[Dataset items]
......

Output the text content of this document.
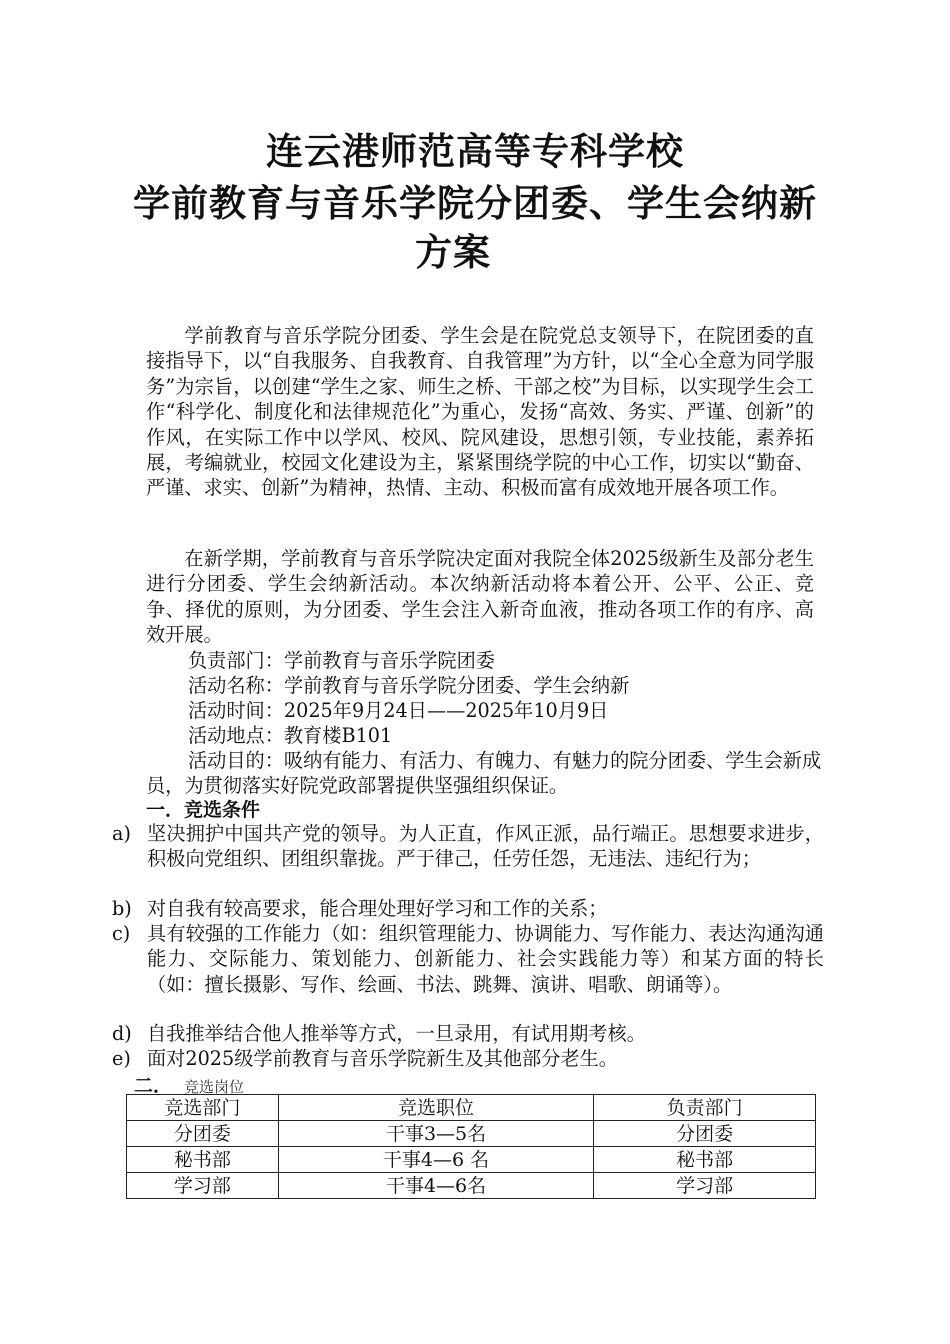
连云港师范高等专科学校
学前教育与音乐学院分团委、学生会纳新
方案

学前教育与音乐学院分团委、学生会是在院党总支领导下，在院团委的直接指导下，以“自我服务、自我教育、自我管理”为方针，以“全心全意为同学服务”为宗旨，以创建“学生之家、师生之桥、干部之校”为目标，以实现学生会工作“科学化、制度化和法律规范化”为重心，发扬“高效、务实、严谨、创新”的作风，在实际工作中以学风、校风、院风建设，思想引领，专业技能，素养拓展，考编就业，校园文化建设为主，紧紧围绕学院的中心工作，切实以“勤奋、严谨、求实、创新”为精神，热情、主动、积极而富有成效地开展各项工作。

在新学期，学前教育与音乐学院决定面对我院全体2025级新生及部分老生进行分团委、学生会纳新活动。本次纳新活动将本着公开、公平、公正、竞争、择优的原则，为分团委、学生会注入新奇血液，推动各项工作的有序、高效开展。

负责部门：学前教育与音乐学院团委
活动名称：学前教育与音乐学院分团委、学生会纳新
活动时间：2025年9月24日——2025年10月9日
活动地点：教育楼B101

活动目的：吸纳有能力、有活力、有魄力、有魅力的院分团委、学生会新成员，为贯彻落实好院党政部署提供坚强组织保证。

一．竞选条件
a) 坚决拥护中国共产党的领导。为人正直，作风正派，品行端正。思想要求进步，积极向党组织、团组织靠拢。严于律己，任劳任怨，无违法、违纪行为；
b) 对自我有较高要求，能合理处理好学习和工作的关系；
c) 具有较强的工作能力（如：组织管理能力、协调能力、写作能力、表达沟通沟通能力、交际能力、策划能力、创新能力、社会实践能力等）和某方面的特长（如：擅长摄影、写作、绘画、书法、跳舞、演讲、唱歌、朗诵等）。
d) 自我推举结合他人推举等方式，一旦录用，有试用期考核。
e) 面对2025级学前教育与音乐学院新生及其他部分老生。
二． 竞选岗位
竞选部门	竞选职位	负责部门
分团委	干事3—5名	分团委
秘书部	干事4—6 名	秘书部
学习部	干事4—6名	学习部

......

• [JOB]:
Collect every line from the records above that contains the word "学前教育与音乐学院分团委".

• [OUTPUT BELOW]:
学前教育与音乐学院分团委、学生会纳新
学前教育与音乐学院分团委、学生会是在院党总支领导下，在院团委的直接指导下，以“自我服务、自我教育、自我管理”为方针，以“全心全意为同学服务”为宗旨，以创建“学生之家、师生之桥、干部之校”为目标，以实现学生会工作“科学化、制度化和法律规范化”为重心，发扬“高效、务实、严谨、创新”的作风，在实际工作中以学风、校风、院风建设，思想引领，专业技能，素养拓展，考编就业，校园文化建设为主，紧紧围绕学院的中心工作，切实以“勤奋、严谨、求实、创新”为精神，热情、主动、积极而富有成效地开展各项工作。
活动名称：学前教育与音乐学院分团委、学生会纳新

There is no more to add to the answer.